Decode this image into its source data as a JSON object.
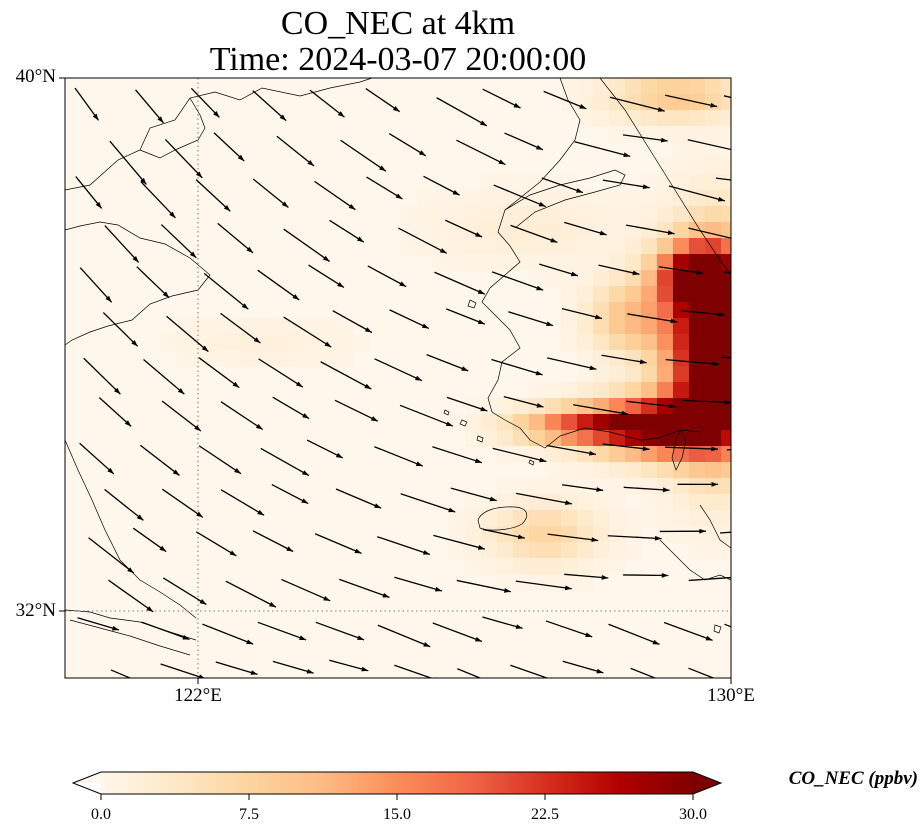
{
  "title": {
    "line1": "CO_NEC at 4km",
    "line2": "Time: 2024-03-07 20:00:00"
  },
  "axes": {
    "lat_labels": [
      "40°N",
      "32°N"
    ],
    "lon_labels": [
      "122°E",
      "130°E"
    ],
    "lon_range": [
      120,
      130
    ],
    "lat_range": [
      31,
      40
    ],
    "gridlines": {
      "lons": [
        122
      ],
      "lats": [
        32
      ],
      "style": "dotted"
    }
  },
  "colorbar": {
    "label": "CO_NEC (ppbv)",
    "colormap": "OrRd",
    "min": 0.0,
    "max": 30.0,
    "extend": "both",
    "tick_labels": [
      "0.0",
      "7.5",
      "15.0",
      "22.5",
      "30.0"
    ],
    "ticks": [
      0,
      7.5,
      15,
      22.5,
      30
    ],
    "colors": [
      "#fff7ec",
      "#fee8c8",
      "#fdd49e",
      "#fdbb84",
      "#fc8d59",
      "#ef6548",
      "#d7301f",
      "#b30000",
      "#7f0000"
    ]
  },
  "field_description": "Concentration low (near 0) over most of domain; high plume (up to and above 30 ppbv) over southern Korean peninsula and east edge near 34-37°N, 128-130°E; moderate patches over the northern Korea coast near 38.5-40°N, 128-130°E and south of Korea near 33°N, 127°E",
  "wind": {
    "description": "Wind vectors predominantly from northwest toward southeast; eastward in the northeast and southeast of the domain",
    "color": "#000000"
  }
}
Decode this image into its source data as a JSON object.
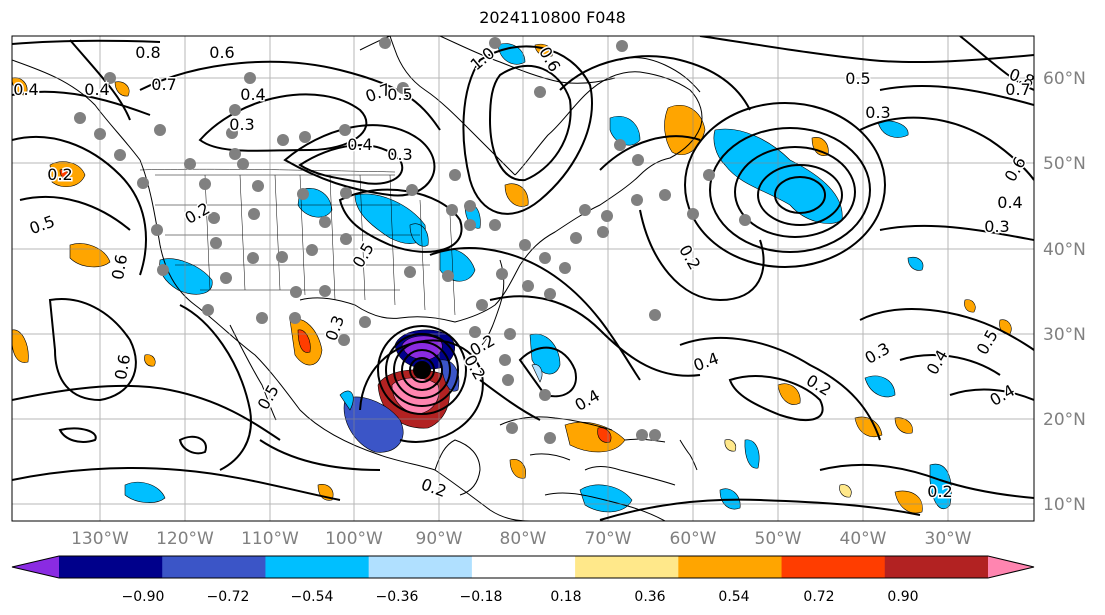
{
  "title": "2024110800 F048",
  "lat_labels": [
    "60°N",
    "50°N",
    "40°N",
    "30°N",
    "20°N",
    "10°N"
  ],
  "lon_labels": [
    "130°W",
    "120°W",
    "110°W",
    "100°W",
    "90°W",
    "80°W",
    "70°W",
    "60°W",
    "50°W",
    "40°W",
    "30°W"
  ],
  "colorbar": {
    "ticks": [
      "−0.90",
      "−0.72",
      "−0.54",
      "−0.36",
      "−0.18",
      "0.18",
      "0.36",
      "0.54",
      "0.72",
      "0.90"
    ],
    "colors": [
      "#8a2be2",
      "#00008b",
      "#3b55c7",
      "#00bfff",
      "#b0e0ff",
      "#ffffff",
      "#ffe88a",
      "#ffa500",
      "#ff3d00",
      "#b22222",
      "#ff85b0"
    ]
  },
  "contour_labels": [
    "0.8",
    "0.6",
    "0.4",
    "0.7",
    "0.4",
    "0.5",
    "0.3",
    "1.0",
    "0.6",
    "0.7",
    "0.3",
    "0.4",
    "0.5",
    "0.8",
    "0.7",
    "0.6",
    "0.3",
    "0.5",
    "0.6",
    "0.4",
    "0.2",
    "0.5",
    "0.6",
    "0.5",
    "0.3",
    "0.2",
    "0.4",
    "0.3",
    "0.5",
    "0.4",
    "0.2",
    "0.2",
    "0.3",
    "0.4",
    "0.2",
    "0.4",
    "0.4",
    "0.2",
    "0.2",
    "0.2"
  ]
}
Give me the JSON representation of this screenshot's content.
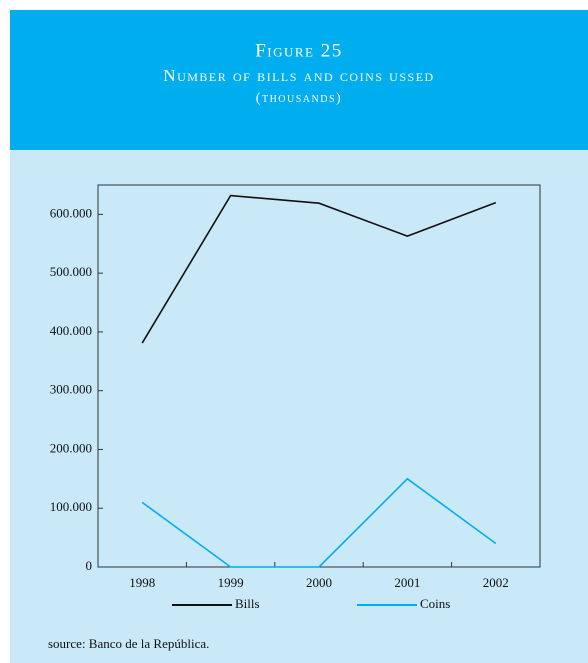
{
  "chart_data": {
    "type": "line",
    "title": "Figure 25",
    "subtitle": [
      "Number of bills and coins ussed",
      "(thousands)"
    ],
    "source": "source: Banco de la República.",
    "categories": [
      "1998",
      "1999",
      "2000",
      "2001",
      "2002"
    ],
    "series": [
      {
        "name": "Bills",
        "color": "#111111",
        "values": [
          381000,
          632000,
          619000,
          563000,
          620000
        ]
      },
      {
        "name": "Coins",
        "color": "#00aeef",
        "values": [
          110000,
          0,
          0,
          150000,
          40000
        ]
      }
    ],
    "ylim": [
      0,
      650000
    ],
    "yticks": [
      0,
      {
        "value": 100000,
        "label": "100.000"
      },
      {
        "value": 200000,
        "label": "200.000"
      },
      {
        "value": 300000,
        "label": "300.000"
      },
      {
        "value": 400000,
        "label": "400.000"
      },
      {
        "value": 500000,
        "label": "500.000"
      },
      {
        "value": 600000,
        "label": "600.000"
      }
    ],
    "grid": false,
    "legend": "bottom"
  }
}
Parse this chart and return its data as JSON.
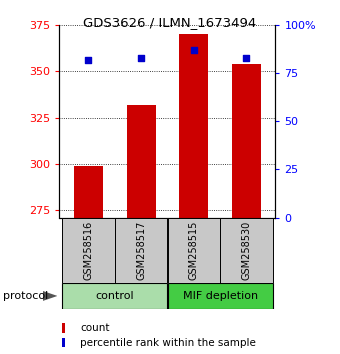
{
  "title": "GDS3626 / ILMN_1673494",
  "samples": [
    "GSM258516",
    "GSM258517",
    "GSM258515",
    "GSM258530"
  ],
  "bar_values": [
    299,
    332,
    370,
    354
  ],
  "percentile_values": [
    82,
    83,
    87,
    83
  ],
  "ymin": 271,
  "ymax": 375,
  "yticks": [
    275,
    300,
    325,
    350,
    375
  ],
  "y2min": 0,
  "y2max": 100,
  "y2ticks": [
    0,
    25,
    50,
    75,
    100
  ],
  "bar_color": "#cc0000",
  "percentile_color": "#0000cc",
  "bar_bottom": 271,
  "ctrl_color": "#aaddaa",
  "mif_color": "#44cc44",
  "sample_box_color": "#c8c8c8",
  "protocol_label": "protocol",
  "legend_count_label": "count",
  "legend_pct_label": "percentile rank within the sample",
  "fig_width": 3.4,
  "fig_height": 3.54,
  "dpi": 100
}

» **AIM**:
Every line in the data above that contains "domain" needs to be copied.

» **SOLUTION TO THIS TASK**:
  "field_description": "Concentration low (near 0) over most of domain; high plume (up to and above 30 ppbv) over southern Korean peninsula and east edge near 34-37°N, 128-130°E; moderate patches over the northern Korea coast near 38.5-40°N, 128-130°E and south of Korea near 33°N, 127°E",
    "description": "Wind vectors predominantly from northwest toward southeast; eastward in the northeast and southeast of the domain",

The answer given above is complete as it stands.